(Collected data entries)
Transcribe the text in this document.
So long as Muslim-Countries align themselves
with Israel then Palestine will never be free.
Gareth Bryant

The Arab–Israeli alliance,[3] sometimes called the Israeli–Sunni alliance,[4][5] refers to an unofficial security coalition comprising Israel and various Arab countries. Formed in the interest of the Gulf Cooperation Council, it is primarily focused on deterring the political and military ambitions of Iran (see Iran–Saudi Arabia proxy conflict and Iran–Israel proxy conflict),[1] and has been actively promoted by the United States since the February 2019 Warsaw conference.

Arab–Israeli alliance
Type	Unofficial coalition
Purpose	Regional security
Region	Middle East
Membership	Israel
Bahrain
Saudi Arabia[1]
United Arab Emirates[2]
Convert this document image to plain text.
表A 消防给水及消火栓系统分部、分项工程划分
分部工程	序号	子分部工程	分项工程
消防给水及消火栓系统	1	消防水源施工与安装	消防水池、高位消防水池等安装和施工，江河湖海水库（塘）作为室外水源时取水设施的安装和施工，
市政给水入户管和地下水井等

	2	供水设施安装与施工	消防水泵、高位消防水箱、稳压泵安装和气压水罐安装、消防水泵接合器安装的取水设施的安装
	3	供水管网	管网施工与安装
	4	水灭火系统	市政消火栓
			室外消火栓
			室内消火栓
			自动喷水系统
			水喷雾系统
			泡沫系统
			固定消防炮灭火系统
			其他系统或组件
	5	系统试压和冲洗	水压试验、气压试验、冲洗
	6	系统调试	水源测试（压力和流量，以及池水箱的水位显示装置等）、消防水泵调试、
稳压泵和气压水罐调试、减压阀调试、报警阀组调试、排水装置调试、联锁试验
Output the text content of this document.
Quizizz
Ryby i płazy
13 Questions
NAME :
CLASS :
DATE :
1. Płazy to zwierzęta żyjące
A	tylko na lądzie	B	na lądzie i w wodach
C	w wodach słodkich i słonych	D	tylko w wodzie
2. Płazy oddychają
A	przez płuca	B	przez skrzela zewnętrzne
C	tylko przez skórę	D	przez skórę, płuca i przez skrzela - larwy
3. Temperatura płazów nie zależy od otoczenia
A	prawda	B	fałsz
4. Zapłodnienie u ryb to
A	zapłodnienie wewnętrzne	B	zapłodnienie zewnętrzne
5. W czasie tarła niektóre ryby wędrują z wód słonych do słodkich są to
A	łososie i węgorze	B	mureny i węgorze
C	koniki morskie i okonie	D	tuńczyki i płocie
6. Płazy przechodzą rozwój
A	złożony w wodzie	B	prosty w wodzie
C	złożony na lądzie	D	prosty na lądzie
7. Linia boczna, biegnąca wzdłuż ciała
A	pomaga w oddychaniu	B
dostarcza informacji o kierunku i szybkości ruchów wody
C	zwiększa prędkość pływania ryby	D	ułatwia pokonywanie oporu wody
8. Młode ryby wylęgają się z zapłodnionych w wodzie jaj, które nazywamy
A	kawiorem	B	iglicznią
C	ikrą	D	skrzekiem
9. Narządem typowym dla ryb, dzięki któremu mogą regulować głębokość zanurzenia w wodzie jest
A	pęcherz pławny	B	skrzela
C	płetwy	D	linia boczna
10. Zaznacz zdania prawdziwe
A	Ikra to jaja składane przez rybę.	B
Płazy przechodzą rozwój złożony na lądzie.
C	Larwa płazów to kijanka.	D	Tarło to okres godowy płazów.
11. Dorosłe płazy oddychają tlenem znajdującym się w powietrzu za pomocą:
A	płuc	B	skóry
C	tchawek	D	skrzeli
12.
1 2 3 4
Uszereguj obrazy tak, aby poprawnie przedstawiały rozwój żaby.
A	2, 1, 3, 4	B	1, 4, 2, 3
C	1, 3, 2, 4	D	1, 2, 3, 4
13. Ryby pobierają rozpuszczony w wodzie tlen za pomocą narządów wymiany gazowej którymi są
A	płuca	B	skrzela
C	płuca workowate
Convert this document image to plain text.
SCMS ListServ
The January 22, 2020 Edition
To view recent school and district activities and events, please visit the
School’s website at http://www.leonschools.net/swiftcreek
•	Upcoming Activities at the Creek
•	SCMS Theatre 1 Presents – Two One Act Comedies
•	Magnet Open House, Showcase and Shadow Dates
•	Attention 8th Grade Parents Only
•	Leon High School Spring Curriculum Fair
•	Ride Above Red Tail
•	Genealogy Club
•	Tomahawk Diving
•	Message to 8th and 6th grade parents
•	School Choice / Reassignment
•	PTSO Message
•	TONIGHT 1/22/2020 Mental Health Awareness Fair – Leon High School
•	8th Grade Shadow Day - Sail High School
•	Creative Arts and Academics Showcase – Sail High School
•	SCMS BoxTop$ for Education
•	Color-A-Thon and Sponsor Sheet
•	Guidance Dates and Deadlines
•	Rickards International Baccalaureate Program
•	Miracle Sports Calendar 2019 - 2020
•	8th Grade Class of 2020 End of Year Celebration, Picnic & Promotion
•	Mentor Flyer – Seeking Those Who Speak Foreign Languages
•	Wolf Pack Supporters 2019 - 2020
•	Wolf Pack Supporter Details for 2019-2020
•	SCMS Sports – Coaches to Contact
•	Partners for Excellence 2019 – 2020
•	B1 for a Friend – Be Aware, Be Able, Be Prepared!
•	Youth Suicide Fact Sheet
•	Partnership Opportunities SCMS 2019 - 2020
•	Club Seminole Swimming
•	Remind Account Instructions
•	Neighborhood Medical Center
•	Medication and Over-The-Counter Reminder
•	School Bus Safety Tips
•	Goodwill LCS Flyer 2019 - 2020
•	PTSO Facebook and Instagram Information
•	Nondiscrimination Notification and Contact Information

**EXERCISE TASK**
Each line holding the word "przez" counts once; report the total and nothing else.

**RESPONSE TO THIS TASK**
3